▶ _Instructions for the task_: Copy every entry precisely.

[Source records]
• • • •

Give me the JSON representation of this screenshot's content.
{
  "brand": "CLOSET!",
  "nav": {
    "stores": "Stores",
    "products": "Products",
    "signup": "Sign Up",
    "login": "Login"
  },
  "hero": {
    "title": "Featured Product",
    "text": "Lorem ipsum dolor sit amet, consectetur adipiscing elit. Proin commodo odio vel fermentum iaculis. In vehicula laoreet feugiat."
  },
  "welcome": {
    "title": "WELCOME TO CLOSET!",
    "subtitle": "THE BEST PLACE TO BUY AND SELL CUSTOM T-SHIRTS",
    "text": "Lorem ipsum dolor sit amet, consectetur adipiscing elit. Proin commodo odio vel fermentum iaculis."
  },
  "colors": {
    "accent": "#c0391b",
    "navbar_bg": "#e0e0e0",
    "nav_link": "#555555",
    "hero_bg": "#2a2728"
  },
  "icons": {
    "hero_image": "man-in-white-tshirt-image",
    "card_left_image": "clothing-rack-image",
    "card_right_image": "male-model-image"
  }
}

• • • •

▶ _Response for this exercise_:
Give me the JSON representation of this screenshot's content.
{
  "brand": "CLOSET!",
  "nav": {
    "stores": "Stores",
    "products": "Products",
    "signup": "Sign Up",
    "login": "Login"
  },
  "hero": {
    "title": "Featured Product",
    "text": "Lorem ipsum dolor sit amet, consectetur adipiscing elit. Proin commodo odio vel fermentum iaculis. In vehicula laoreet feugiat."
  },
  "welcome": {
    "title": "WELCOME TO CLOSET!",
    "subtitle": "THE BEST PLACE TO BUY AND SELL CUSTOM T-SHIRTS",
    "text": "Lorem ipsum dolor sit amet, consectetur adipiscing elit. Proin commodo odio vel fermentum iaculis."
  },
  "colors": {
    "accent": "#c0391b",
    "navbar_bg": "#e0e0e0",
    "nav_link": "#555555",
    "hero_bg": "#2a2728"
  },
  "icons": {
    "hero_image": "man-in-white-tshirt-image",
    "card_left_image": "clothing-rack-image",
    "card_right_image": "male-model-image"
  }
}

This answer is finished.